__Given instruction__.
List, from the lines below, each one with "Size" in it.

Data extracted from a collection
↓↓↓
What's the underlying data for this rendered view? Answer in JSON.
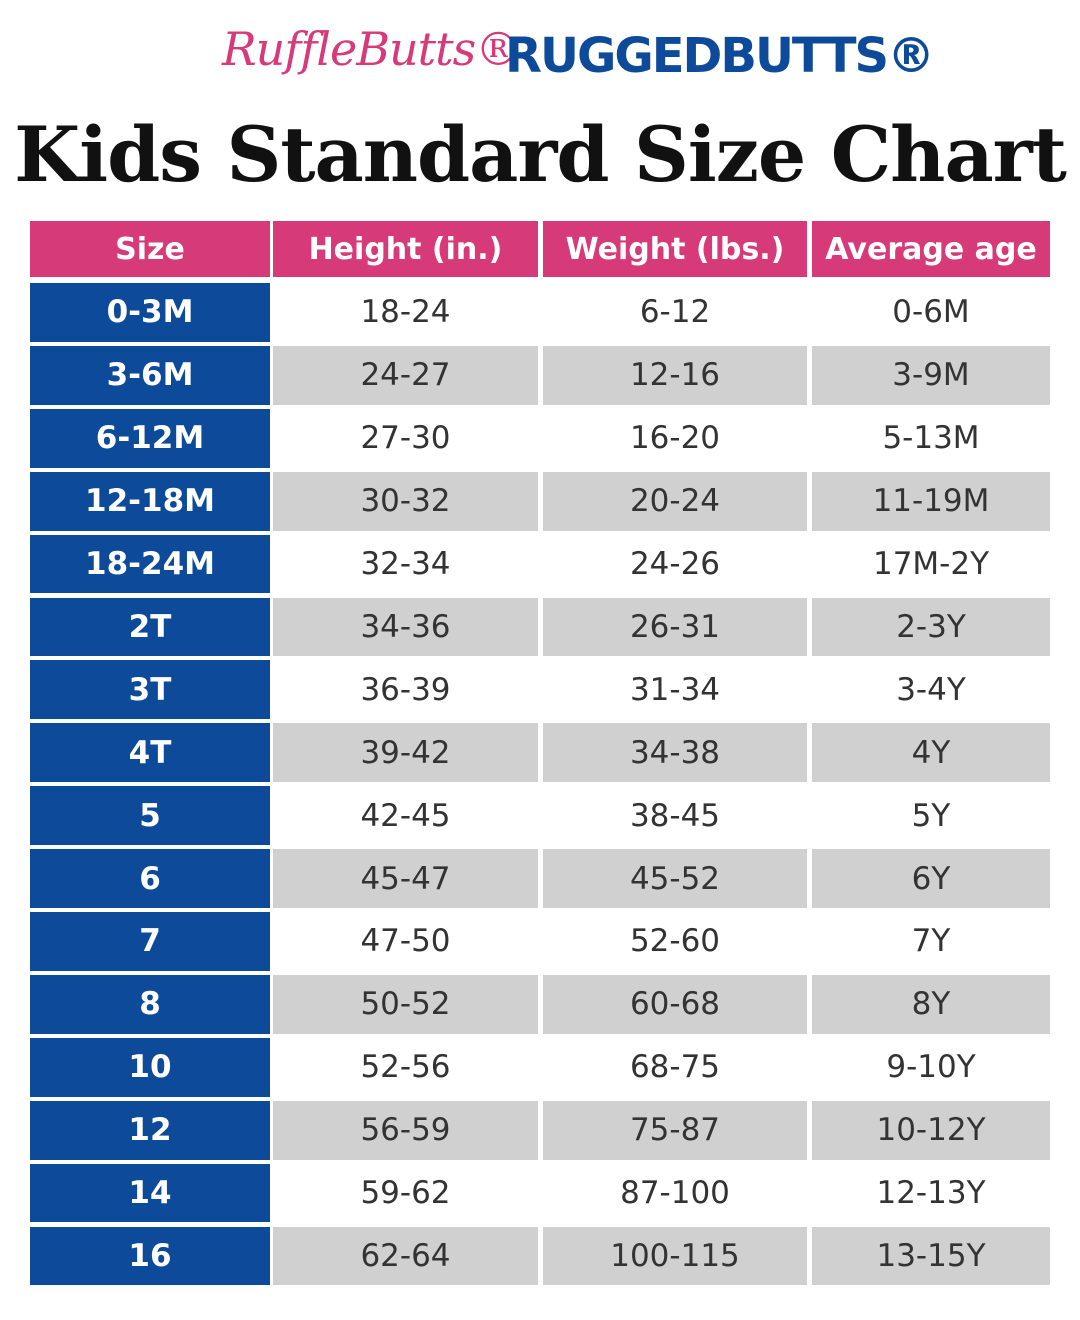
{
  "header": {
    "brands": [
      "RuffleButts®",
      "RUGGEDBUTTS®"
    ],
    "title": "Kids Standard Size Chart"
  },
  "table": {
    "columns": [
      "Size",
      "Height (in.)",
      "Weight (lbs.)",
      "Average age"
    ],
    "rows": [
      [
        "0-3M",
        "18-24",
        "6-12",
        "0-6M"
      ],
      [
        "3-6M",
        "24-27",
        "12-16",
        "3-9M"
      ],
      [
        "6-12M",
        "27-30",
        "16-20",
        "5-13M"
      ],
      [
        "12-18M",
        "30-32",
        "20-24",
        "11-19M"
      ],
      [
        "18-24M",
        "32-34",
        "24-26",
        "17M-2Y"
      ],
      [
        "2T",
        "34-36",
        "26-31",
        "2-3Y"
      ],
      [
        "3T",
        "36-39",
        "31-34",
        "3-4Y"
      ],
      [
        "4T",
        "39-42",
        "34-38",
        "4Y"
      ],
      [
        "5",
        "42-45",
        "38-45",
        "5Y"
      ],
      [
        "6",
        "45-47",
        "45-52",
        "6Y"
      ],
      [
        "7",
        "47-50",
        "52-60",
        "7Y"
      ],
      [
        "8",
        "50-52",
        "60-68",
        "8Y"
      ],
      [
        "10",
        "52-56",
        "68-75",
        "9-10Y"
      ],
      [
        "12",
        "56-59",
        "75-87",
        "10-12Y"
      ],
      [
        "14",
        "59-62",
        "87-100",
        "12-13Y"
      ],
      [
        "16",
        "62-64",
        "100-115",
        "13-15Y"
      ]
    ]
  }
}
↑↑↑
↓↓↓
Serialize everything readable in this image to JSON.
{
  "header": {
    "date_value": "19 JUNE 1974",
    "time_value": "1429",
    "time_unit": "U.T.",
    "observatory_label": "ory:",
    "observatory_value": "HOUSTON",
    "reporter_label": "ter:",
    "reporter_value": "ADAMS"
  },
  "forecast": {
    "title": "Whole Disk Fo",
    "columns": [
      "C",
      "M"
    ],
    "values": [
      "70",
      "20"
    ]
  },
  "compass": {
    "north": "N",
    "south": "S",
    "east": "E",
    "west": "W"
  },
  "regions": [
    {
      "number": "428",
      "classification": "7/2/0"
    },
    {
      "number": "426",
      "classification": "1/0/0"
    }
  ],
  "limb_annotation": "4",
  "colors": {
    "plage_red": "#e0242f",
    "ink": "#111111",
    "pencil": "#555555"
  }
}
↑↑↑
__Solution__.
    "title": "Kids Standard Size Chart"
      "Size",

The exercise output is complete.